= DESCRIPTION OF THE TASK =
Output nothing but the number of lines that include the word "technologies".

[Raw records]
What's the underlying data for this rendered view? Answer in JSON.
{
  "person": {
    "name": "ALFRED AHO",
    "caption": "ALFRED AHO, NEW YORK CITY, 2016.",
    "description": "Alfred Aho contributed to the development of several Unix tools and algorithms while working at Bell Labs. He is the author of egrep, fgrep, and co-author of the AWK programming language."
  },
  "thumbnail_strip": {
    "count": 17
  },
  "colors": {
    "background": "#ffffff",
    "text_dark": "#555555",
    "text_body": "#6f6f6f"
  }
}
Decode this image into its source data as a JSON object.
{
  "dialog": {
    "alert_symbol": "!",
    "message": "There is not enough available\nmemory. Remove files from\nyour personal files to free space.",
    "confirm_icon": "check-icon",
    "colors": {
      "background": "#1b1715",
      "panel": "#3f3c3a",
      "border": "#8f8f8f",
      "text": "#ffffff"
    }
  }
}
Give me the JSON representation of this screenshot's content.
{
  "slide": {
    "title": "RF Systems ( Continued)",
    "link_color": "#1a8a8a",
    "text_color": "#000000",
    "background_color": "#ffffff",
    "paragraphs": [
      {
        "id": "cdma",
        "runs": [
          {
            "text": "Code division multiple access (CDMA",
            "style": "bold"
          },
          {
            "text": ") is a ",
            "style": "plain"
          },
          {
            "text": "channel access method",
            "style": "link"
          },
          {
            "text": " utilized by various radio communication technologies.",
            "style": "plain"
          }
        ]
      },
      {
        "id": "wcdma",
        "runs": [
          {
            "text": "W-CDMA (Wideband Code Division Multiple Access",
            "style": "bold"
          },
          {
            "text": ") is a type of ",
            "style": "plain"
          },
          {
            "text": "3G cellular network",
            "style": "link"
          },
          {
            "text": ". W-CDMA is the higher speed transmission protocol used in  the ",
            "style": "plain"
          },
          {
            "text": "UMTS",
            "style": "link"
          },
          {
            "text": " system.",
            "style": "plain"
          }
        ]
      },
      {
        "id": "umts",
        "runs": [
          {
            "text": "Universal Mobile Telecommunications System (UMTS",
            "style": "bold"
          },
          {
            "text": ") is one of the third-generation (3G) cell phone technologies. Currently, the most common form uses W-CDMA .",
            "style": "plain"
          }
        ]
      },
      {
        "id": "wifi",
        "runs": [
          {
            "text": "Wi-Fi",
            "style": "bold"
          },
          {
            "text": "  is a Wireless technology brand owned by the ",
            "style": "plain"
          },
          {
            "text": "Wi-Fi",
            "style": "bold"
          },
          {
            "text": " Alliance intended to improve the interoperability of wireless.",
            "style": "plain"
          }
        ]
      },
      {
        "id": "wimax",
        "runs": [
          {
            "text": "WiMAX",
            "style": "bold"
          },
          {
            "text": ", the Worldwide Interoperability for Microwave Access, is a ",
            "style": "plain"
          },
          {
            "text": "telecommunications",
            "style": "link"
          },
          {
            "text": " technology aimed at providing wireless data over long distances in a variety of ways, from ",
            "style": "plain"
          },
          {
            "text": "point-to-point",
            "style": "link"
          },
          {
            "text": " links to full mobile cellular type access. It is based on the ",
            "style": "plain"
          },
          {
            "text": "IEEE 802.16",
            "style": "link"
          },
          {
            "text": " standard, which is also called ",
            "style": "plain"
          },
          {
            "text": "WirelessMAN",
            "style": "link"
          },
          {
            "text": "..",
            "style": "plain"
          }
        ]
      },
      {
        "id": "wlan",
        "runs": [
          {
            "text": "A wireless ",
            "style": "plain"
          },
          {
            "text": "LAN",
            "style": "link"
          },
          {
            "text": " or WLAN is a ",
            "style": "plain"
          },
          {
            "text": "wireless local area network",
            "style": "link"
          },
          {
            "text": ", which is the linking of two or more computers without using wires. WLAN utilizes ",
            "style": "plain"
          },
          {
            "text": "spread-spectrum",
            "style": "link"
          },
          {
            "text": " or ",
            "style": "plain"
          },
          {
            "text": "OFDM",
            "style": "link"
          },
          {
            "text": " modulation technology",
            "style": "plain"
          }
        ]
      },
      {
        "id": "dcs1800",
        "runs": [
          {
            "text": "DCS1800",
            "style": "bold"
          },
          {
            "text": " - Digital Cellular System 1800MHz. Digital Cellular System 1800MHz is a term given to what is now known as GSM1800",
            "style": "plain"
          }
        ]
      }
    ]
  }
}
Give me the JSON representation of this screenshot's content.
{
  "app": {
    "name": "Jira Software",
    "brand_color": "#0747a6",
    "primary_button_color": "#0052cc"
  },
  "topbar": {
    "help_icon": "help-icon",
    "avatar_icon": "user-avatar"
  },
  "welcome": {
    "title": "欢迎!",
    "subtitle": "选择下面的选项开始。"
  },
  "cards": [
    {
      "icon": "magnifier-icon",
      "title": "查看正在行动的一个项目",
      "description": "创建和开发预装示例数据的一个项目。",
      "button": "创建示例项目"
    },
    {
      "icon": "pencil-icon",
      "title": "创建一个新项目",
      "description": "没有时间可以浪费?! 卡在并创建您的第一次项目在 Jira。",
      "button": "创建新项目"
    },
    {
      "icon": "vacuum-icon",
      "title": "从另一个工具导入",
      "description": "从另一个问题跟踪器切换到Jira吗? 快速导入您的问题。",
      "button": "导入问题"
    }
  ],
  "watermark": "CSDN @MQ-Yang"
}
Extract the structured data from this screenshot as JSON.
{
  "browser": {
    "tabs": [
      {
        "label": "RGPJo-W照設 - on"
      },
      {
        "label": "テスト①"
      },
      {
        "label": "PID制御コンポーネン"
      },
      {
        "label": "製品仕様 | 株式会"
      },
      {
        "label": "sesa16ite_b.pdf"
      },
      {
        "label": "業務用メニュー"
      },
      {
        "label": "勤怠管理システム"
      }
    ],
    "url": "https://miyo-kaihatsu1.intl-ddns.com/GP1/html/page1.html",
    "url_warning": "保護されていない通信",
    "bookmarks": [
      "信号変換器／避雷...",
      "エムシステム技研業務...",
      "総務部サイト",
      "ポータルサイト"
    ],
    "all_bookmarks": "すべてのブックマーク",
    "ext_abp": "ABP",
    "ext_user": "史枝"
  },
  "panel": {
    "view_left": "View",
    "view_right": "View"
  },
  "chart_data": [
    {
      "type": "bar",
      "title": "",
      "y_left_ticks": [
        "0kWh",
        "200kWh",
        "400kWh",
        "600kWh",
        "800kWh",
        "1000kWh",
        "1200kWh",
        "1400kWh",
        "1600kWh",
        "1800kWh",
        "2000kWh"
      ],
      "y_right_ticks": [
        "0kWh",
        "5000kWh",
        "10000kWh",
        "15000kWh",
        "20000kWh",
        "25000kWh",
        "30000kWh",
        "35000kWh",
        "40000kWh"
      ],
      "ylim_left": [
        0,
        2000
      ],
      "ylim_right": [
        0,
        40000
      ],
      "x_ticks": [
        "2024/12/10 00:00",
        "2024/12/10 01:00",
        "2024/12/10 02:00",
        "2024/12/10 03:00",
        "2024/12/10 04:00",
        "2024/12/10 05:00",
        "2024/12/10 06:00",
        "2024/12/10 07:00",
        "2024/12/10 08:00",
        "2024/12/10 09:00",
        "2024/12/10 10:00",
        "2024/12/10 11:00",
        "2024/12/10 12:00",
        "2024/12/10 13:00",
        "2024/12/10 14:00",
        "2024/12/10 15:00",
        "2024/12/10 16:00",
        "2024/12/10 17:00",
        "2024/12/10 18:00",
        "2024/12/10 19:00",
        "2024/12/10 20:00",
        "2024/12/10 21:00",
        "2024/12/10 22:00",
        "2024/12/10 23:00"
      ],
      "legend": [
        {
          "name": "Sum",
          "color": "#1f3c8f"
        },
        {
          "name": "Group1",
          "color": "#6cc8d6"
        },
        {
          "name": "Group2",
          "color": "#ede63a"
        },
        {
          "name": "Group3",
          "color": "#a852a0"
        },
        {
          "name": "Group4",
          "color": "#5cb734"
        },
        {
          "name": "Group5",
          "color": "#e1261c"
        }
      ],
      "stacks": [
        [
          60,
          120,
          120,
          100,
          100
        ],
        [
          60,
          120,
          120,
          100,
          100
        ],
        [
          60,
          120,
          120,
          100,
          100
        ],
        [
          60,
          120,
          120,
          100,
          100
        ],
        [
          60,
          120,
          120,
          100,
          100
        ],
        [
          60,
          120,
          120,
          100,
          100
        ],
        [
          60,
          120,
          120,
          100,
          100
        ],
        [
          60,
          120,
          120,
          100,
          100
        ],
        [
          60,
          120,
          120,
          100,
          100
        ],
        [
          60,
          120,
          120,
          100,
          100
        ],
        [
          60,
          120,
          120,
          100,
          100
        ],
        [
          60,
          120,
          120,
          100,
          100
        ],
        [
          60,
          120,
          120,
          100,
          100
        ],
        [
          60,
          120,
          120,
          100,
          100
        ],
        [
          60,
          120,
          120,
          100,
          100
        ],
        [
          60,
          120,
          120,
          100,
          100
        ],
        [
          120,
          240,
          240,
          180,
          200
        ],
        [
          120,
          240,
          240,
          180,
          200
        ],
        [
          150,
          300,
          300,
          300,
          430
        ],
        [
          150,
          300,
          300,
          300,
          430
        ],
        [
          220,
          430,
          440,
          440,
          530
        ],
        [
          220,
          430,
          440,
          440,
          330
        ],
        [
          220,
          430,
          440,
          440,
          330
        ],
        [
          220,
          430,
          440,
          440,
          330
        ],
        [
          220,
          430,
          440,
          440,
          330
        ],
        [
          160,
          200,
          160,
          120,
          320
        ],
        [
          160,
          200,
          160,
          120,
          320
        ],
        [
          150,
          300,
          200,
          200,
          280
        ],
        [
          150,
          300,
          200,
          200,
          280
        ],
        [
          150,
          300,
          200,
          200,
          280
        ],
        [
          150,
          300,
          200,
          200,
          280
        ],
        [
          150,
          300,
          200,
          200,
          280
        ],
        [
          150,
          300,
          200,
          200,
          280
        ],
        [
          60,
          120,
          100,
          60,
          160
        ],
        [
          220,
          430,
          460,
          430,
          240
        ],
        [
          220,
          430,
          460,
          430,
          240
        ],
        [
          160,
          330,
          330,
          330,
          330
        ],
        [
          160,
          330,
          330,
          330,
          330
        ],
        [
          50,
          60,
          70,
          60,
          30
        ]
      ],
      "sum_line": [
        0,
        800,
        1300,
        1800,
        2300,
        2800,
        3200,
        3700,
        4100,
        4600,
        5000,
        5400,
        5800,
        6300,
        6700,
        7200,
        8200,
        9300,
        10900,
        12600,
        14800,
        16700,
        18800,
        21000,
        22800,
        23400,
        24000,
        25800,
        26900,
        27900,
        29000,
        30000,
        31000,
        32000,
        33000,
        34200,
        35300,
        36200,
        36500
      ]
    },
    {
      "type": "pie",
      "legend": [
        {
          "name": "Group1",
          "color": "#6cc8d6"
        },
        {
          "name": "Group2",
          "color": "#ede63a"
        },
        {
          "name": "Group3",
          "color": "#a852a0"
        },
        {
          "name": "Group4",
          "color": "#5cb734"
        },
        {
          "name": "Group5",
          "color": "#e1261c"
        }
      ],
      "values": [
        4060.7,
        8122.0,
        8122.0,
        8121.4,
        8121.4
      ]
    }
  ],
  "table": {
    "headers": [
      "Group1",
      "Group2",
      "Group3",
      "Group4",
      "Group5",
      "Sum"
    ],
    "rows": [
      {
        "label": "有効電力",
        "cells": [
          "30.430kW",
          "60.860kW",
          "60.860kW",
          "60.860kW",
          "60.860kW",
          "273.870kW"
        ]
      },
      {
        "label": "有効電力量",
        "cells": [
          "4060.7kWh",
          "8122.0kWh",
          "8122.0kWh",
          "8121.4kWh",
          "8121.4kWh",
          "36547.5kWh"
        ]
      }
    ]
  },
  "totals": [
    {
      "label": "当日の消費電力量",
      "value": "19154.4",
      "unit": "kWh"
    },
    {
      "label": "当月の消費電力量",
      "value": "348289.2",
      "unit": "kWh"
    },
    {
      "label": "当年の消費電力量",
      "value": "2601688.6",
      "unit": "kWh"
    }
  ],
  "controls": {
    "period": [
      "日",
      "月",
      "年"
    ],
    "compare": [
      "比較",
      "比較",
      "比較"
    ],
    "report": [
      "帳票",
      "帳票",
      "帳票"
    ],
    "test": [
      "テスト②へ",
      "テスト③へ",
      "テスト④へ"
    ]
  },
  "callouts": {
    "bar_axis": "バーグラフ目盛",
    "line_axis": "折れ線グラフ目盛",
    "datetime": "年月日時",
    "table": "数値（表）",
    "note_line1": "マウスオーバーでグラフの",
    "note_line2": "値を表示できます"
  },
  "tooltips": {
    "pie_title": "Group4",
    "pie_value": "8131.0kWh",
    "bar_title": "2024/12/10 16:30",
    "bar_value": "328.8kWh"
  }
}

= REPLY =
2